Given exercise.
Return the material below in full and exactly.

(Dataset records)
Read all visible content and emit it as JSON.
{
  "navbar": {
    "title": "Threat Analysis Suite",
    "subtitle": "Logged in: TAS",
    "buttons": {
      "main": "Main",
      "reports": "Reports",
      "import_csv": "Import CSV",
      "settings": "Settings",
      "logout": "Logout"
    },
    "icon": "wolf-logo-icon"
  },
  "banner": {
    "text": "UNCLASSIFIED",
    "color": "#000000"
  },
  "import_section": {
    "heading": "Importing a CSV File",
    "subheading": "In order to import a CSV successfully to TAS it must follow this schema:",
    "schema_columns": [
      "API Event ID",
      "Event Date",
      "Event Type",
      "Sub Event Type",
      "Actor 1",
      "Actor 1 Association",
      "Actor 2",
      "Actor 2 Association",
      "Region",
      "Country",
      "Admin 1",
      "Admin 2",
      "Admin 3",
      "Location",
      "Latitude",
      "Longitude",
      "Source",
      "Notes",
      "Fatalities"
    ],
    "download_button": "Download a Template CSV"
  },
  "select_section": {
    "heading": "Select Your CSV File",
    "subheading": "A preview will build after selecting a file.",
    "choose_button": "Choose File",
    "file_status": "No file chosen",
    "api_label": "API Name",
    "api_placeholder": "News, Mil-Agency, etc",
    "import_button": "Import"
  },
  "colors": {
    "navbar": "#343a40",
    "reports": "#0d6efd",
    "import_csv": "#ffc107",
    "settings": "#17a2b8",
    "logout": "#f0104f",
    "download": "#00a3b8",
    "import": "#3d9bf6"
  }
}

Exercise result.
Read all visible content and emit it as JSON.
{
  "navbar": {
    "title": "Threat Analysis Suite",
    "subtitle": "Logged in: TAS",
    "buttons": {
      "main": "Main",
      "reports": "Reports",
      "import_csv": "Import CSV",
      "settings": "Settings",
      "logout": "Logout"
    },
    "icon": "wolf-logo-icon"
  },
  "banner": {
    "text": "UNCLASSIFIED",
    "color": "#000000"
  },
  "import_section": {
    "heading": "Importing a CSV File",
    "subheading": "In order to import a CSV successfully to TAS it must follow this schema:",
    "schema_columns": [
      "API Event ID",
      "Event Date",
      "Event Type",
      "Sub Event Type",
      "Actor 1",
      "Actor 1 Association",
      "Actor 2",
      "Actor 2 Association",
      "Region",
      "Country",
      "Admin 1",
      "Admin 2",
      "Admin 3",
      "Location",
      "Latitude",
      "Longitude",
      "Source",
      "Notes",
      "Fatalities"
    ],
    "download_button": "Download a Template CSV"
  },
  "select_section": {
    "heading": "Select Your CSV File",
    "subheading": "A preview will build after selecting a file.",
    "choose_button": "Choose File",
    "file_status": "No file chosen",
    "api_label": "API Name",
    "api_placeholder": "News, Mil-Agency, etc",
    "import_button": "Import"
  },
  "colors": {
    "navbar": "#343a40",
    "reports": "#0d6efd",
    "import_csv": "#ffc107",
    "settings": "#17a2b8",
    "logout": "#f0104f",
    "download": "#00a3b8",
    "import": "#3d9bf6"
  }
}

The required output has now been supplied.